-- START OF Data provided --

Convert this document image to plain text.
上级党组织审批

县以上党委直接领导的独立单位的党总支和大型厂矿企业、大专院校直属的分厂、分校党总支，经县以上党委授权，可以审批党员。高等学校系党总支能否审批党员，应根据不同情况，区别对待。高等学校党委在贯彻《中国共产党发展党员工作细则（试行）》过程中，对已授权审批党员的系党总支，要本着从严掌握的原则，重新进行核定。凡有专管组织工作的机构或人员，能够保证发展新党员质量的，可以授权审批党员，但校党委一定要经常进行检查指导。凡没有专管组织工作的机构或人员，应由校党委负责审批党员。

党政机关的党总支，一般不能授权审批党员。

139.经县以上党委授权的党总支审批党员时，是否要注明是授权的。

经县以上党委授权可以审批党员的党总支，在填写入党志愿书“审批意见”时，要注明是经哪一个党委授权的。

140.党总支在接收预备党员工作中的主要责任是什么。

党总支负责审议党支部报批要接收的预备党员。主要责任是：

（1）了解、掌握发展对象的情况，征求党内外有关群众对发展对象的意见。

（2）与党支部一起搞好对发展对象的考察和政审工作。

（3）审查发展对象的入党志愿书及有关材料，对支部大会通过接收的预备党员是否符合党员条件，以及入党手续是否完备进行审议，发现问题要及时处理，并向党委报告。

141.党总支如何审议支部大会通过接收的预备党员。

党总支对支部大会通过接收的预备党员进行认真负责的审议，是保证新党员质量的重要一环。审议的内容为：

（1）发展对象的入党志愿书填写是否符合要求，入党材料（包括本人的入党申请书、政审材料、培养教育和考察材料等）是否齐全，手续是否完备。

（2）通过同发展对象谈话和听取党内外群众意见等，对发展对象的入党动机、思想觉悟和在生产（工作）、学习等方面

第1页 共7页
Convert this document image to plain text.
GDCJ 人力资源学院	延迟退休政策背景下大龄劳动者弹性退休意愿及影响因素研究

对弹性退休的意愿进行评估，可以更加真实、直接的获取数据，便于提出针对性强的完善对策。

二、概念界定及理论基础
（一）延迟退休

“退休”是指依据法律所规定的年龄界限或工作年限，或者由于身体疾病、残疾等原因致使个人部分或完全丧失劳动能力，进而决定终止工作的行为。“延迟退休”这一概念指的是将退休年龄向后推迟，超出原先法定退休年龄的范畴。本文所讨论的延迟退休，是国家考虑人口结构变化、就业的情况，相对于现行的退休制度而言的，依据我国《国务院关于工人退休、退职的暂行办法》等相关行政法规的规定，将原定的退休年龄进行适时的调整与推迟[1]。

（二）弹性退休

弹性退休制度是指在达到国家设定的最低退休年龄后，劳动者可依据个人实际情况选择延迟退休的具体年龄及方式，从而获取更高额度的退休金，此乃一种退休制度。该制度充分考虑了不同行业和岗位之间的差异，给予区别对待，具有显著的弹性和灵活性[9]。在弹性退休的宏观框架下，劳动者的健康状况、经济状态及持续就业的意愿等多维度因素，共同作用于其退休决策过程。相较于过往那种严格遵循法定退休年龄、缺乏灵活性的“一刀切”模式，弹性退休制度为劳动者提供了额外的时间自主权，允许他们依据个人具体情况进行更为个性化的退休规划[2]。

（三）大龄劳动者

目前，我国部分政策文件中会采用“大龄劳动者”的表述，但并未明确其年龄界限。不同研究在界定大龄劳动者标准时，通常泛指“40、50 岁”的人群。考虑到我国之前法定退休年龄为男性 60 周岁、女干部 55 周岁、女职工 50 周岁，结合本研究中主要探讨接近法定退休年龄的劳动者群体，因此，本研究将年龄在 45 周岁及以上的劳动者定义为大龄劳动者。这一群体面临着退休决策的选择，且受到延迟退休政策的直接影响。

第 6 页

-- END OF Data provided --

● **Short exercise**
Please reproduce the entire listing, exactly as shown.

● **Finished task**
Convert this document image to plain text.
上级党组织审批

县以上党委直接领导的独立单位的党总支和大型厂矿企业、大专院校直属的分厂、分校党总支，经县以上党委授权，可以审批党员。高等学校系党总支能否审批党员，应根据不同情况，区别对待。高等学校党委在贯彻《中国共产党发展党员工作细则（试行）》过程中，对已授权审批党员的系党总支，要本着从严掌握的原则，重新进行核定。凡有专管组织工作的机构或人员，能够保证发展新党员质量的，可以授权审批党员，但校党委一定要经常进行检查指导。凡没有专管组织工作的机构或人员，应由校党委负责审批党员。

党政机关的党总支，一般不能授权审批党员。

139.经县以上党委授权的党总支审批党员时，是否要注明是授权的。

经县以上党委授权可以审批党员的党总支，在填写入党志愿书“审批意见”时，要注明是经哪一个党委授权的。

140.党总支在接收预备党员工作中的主要责任是什么。

党总支负责审议党支部报批要接收的预备党员。主要责任是：

（1）了解、掌握发展对象的情况，征求党内外有关群众对发展对象的意见。

（2）与党支部一起搞好对发展对象的考察和政审工作。

（3）审查发展对象的入党志愿书及有关材料，对支部大会通过接收的预备党员是否符合党员条件，以及入党手续是否完备进行审议，发现问题要及时处理，并向党委报告。

141.党总支如何审议支部大会通过接收的预备党员。

党总支对支部大会通过接收的预备党员进行认真负责的审议，是保证新党员质量的重要一环。审议的内容为：

（1）发展对象的入党志愿书填写是否符合要求，入党材料（包括本人的入党申请书、政审材料、培养教育和考察材料等）是否齐全，手续是否完备。

（2）通过同发展对象谈话和听取党内外群众意见等，对发展对象的入党动机、思想觉悟和在生产（工作）、学习等方面

第1页 共7页
Convert this document image to plain text.
GDCJ 人力资源学院	延迟退休政策背景下大龄劳动者弹性退休意愿及影响因素研究

对弹性退休的意愿进行评估，可以更加真实、直接的获取数据，便于提出针对性强的完善对策。

二、概念界定及理论基础
（一）延迟退休

“退休”是指依据法律所规定的年龄界限或工作年限，或者由于身体疾病、残疾等原因致使个人部分或完全丧失劳动能力，进而决定终止工作的行为。“延迟退休”这一概念指的是将退休年龄向后推迟，超出原先法定退休年龄的范畴。本文所讨论的延迟退休，是国家考虑人口结构变化、就业的情况，相对于现行的退休制度而言的，依据我国《国务院关于工人退休、退职的暂行办法》等相关行政法规的规定，将原定的退休年龄进行适时的调整与推迟[1]。

（二）弹性退休

弹性退休制度是指在达到国家设定的最低退休年龄后，劳动者可依据个人实际情况选择延迟退休的具体年龄及方式，从而获取更高额度的退休金，此乃一种退休制度。该制度充分考虑了不同行业和岗位之间的差异，给予区别对待，具有显著的弹性和灵活性[9]。在弹性退休的宏观框架下，劳动者的健康状况、经济状态及持续就业的意愿等多维度因素，共同作用于其退休决策过程。相较于过往那种严格遵循法定退休年龄、缺乏灵活性的“一刀切”模式，弹性退休制度为劳动者提供了额外的时间自主权，允许他们依据个人具体情况进行更为个性化的退休规划[2]。

（三）大龄劳动者

目前，我国部分政策文件中会采用“大龄劳动者”的表述，但并未明确其年龄界限。不同研究在界定大龄劳动者标准时，通常泛指“40、50 岁”的人群。考虑到我国之前法定退休年龄为男性 60 周岁、女干部 55 周岁、女职工 50 周岁，结合本研究中主要探讨接近法定退休年龄的劳动者群体，因此，本研究将年龄在 45 周岁及以上的劳动者定义为大龄劳动者。这一群体面临着退休决策的选择，且受到延迟退休政策的直接影响。

第 6 页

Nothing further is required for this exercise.